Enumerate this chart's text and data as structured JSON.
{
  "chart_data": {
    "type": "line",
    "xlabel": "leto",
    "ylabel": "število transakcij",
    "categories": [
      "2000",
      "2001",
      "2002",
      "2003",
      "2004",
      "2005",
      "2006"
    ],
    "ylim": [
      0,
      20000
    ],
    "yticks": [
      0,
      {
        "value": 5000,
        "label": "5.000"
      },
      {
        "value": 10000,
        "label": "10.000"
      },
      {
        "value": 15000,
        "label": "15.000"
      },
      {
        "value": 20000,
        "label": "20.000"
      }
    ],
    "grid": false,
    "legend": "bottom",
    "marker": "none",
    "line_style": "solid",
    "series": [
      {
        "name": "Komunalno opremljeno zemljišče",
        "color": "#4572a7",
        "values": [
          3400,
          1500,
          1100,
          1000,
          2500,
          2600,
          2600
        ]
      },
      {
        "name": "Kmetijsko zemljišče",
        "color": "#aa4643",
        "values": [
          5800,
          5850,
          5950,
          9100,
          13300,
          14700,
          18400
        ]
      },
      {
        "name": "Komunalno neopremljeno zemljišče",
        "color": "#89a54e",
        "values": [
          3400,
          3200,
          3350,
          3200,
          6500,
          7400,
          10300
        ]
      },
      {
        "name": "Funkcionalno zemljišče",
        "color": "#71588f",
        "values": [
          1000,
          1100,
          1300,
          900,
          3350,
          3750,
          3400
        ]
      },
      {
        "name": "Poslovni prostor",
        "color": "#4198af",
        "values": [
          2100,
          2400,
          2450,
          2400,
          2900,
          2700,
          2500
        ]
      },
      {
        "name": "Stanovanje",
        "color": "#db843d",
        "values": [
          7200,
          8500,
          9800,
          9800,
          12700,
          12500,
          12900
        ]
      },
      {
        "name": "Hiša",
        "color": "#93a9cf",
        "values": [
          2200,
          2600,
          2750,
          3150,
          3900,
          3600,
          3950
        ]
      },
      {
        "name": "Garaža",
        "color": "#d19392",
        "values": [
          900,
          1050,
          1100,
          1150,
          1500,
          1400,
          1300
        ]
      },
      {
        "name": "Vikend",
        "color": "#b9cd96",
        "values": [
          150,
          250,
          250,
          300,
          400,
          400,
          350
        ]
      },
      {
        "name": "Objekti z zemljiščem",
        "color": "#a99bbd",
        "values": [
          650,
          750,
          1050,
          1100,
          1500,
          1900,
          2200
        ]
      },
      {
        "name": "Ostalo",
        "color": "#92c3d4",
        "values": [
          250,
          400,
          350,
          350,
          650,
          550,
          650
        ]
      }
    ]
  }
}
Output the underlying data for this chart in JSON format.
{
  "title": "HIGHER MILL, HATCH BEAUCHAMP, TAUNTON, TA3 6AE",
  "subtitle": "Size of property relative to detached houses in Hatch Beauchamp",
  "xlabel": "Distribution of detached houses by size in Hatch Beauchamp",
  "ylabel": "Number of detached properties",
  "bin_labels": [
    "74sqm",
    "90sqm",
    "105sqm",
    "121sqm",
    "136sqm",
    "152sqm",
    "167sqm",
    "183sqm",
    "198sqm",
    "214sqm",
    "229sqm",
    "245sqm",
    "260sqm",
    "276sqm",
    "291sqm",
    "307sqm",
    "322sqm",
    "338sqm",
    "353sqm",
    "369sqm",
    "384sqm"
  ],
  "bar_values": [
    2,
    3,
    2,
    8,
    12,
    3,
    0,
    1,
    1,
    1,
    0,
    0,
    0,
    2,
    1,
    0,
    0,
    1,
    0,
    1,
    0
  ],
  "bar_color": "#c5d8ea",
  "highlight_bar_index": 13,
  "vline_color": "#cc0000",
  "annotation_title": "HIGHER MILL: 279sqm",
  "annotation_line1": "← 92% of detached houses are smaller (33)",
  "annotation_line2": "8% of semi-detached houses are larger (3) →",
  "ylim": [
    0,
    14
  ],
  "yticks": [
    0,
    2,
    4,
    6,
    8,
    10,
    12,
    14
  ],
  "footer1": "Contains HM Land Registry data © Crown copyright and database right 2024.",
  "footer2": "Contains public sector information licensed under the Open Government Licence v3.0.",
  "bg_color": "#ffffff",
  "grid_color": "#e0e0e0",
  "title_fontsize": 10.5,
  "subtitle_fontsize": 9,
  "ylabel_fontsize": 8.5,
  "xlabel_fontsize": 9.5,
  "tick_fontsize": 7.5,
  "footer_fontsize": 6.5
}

[Requirements] Of the lines in the material above, state how many contain the string "detached"; give no other text.

[Solution for this exercise] 5